- Provided records
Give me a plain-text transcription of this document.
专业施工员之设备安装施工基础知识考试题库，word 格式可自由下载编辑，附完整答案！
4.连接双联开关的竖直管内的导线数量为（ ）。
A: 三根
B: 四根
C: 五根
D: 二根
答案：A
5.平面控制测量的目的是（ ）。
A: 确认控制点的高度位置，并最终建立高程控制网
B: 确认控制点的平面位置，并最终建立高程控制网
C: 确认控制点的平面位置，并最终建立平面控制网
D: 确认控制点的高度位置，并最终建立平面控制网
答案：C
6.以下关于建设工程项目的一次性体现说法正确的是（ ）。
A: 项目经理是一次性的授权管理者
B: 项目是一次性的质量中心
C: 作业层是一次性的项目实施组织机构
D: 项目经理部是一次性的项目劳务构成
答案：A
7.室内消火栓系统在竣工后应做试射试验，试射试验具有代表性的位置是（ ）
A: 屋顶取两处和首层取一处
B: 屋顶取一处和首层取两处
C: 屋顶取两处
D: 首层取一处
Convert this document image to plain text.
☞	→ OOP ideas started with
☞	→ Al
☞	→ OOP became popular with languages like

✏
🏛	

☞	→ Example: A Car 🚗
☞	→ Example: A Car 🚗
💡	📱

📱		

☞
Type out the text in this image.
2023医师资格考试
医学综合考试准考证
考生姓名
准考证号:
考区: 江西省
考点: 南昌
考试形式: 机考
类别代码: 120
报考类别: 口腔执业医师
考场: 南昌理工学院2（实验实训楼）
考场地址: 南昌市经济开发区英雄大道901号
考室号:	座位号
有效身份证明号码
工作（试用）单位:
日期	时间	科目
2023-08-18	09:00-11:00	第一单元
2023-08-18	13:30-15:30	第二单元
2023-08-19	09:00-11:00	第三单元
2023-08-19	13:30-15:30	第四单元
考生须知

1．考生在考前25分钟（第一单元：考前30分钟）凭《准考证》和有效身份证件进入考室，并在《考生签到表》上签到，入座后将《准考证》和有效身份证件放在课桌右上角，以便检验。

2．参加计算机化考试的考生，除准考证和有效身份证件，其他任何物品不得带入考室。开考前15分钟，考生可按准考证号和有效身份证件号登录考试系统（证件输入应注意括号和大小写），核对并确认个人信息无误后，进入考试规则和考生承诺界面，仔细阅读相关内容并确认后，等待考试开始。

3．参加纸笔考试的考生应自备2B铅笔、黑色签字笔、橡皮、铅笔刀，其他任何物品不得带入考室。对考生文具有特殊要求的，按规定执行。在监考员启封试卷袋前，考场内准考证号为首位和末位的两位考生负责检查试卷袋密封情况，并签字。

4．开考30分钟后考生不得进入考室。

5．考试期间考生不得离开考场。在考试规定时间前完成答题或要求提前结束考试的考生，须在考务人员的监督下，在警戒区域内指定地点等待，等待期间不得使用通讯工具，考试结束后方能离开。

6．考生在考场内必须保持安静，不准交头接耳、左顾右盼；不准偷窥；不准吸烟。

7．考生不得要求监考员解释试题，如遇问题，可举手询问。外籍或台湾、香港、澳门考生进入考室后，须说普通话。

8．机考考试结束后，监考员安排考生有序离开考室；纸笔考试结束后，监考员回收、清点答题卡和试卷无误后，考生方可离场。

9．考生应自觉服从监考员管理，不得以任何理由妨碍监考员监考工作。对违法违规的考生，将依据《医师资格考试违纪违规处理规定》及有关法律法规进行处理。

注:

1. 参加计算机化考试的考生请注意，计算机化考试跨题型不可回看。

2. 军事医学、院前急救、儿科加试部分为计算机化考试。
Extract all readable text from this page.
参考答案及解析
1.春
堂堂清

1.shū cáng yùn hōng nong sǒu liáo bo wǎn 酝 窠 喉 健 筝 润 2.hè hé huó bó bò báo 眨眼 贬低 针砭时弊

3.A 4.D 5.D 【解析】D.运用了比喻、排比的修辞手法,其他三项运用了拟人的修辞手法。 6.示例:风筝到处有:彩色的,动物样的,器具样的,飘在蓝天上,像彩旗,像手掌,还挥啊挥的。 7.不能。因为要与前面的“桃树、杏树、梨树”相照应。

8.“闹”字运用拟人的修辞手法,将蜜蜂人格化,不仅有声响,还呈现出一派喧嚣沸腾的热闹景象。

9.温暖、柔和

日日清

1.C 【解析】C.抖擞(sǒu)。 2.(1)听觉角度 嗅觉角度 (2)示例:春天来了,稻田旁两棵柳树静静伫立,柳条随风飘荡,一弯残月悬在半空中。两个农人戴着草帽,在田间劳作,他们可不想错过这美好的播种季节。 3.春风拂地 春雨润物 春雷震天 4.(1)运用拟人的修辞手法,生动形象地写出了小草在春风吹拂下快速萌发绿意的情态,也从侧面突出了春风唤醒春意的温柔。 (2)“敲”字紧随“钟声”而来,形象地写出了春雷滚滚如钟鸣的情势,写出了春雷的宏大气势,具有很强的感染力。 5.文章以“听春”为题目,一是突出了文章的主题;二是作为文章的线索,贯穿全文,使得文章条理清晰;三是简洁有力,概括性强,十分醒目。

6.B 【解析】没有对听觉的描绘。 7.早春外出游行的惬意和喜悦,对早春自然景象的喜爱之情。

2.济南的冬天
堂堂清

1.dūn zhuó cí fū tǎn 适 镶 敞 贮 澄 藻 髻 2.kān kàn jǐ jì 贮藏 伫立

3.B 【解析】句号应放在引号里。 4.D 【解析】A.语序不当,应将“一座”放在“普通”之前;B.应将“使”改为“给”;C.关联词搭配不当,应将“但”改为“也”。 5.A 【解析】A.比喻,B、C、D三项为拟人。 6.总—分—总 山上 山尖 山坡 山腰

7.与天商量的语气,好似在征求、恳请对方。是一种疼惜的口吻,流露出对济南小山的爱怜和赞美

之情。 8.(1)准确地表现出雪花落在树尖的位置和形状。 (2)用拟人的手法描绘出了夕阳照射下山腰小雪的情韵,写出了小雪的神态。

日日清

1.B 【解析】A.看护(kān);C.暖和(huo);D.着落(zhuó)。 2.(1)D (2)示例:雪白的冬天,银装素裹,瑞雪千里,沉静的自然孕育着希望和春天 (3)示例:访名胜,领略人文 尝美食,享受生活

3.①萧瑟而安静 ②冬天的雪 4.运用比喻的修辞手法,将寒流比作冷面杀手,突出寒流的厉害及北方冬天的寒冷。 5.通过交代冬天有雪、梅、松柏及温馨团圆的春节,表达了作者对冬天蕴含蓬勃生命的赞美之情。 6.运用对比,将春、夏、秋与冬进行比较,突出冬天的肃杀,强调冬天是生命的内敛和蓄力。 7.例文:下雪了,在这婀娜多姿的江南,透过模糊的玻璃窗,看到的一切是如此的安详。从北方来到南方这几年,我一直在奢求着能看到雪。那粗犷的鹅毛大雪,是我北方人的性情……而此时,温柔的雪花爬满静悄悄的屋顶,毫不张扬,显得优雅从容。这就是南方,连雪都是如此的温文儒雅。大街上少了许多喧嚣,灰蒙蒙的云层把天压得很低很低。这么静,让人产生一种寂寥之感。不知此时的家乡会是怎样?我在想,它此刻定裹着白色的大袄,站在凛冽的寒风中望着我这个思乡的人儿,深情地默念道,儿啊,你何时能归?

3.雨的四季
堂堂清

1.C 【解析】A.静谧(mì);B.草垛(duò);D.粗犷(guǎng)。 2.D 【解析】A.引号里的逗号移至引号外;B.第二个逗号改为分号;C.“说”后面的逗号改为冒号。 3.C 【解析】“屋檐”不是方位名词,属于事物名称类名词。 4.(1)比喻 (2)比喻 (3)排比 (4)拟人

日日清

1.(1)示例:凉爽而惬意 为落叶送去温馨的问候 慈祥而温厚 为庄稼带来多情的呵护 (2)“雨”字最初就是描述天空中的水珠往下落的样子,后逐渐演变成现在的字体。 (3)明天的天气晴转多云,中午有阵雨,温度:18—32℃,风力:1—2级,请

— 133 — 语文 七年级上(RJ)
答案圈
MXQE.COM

- What is being asked
Filter the records, keeping only lines that contain "zhuó", and show those lines.

- Finished answer
1.dūn zhuó cí fū tǎn 适 镶 敞 贮 澄 藻 髻 2.kān kàn jǐ jì 贮藏 伫立
1.B 【解析】A.看护(kān);C.暖和(huo);D.着落(zhuó)。 2.(1)D (2)示例:雪白的冬天,银装素裹,瑞雪千里,沉静的自然孕育着希望和春天 (3)示例:访名胜,领略人文 尝美食,享受生活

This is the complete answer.